Do this → In the data below, find every line with the string "ROAD" and pull it out.

Dataset records on visual material
((

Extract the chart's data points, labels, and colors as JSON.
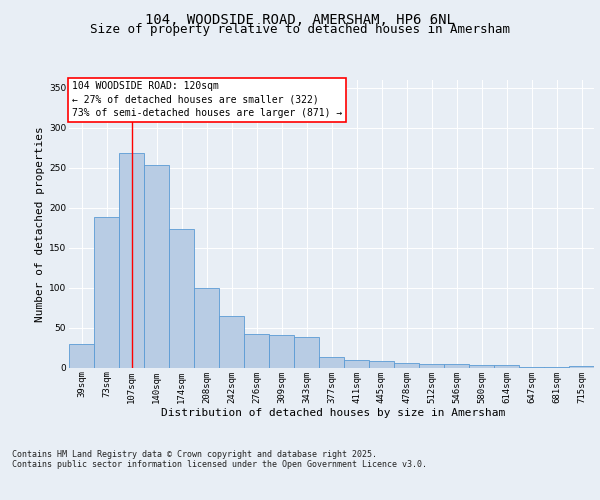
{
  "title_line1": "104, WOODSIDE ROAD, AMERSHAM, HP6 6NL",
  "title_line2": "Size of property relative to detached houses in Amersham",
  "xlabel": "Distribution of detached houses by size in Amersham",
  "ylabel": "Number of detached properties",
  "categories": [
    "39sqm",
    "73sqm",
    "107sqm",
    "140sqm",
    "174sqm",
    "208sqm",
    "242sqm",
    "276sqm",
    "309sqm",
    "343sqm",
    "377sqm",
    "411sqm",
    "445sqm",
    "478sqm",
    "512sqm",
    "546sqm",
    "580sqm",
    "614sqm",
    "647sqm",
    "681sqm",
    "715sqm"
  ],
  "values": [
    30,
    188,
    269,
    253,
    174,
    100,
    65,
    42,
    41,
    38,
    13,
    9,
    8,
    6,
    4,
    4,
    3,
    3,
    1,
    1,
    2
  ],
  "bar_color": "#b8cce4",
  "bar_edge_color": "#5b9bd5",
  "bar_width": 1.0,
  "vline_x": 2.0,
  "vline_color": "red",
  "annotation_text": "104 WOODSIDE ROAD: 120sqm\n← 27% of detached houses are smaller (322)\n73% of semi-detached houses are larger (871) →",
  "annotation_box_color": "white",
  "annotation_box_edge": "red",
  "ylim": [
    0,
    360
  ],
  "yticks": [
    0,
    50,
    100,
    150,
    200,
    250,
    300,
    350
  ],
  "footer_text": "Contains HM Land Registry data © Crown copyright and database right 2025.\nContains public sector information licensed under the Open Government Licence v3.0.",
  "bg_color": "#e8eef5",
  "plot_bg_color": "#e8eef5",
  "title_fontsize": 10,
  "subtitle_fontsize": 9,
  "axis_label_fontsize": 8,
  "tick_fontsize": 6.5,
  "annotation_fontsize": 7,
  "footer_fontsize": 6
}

))

Written reply →
  "title_line1": "104, WOODSIDE ROAD, AMERSHAM, HP6 6NL",
  "annotation_text": "104 WOODSIDE ROAD: 120sqm\n← 27% of detached houses are smaller (322)\n73% of semi-detached houses are larger (871) →",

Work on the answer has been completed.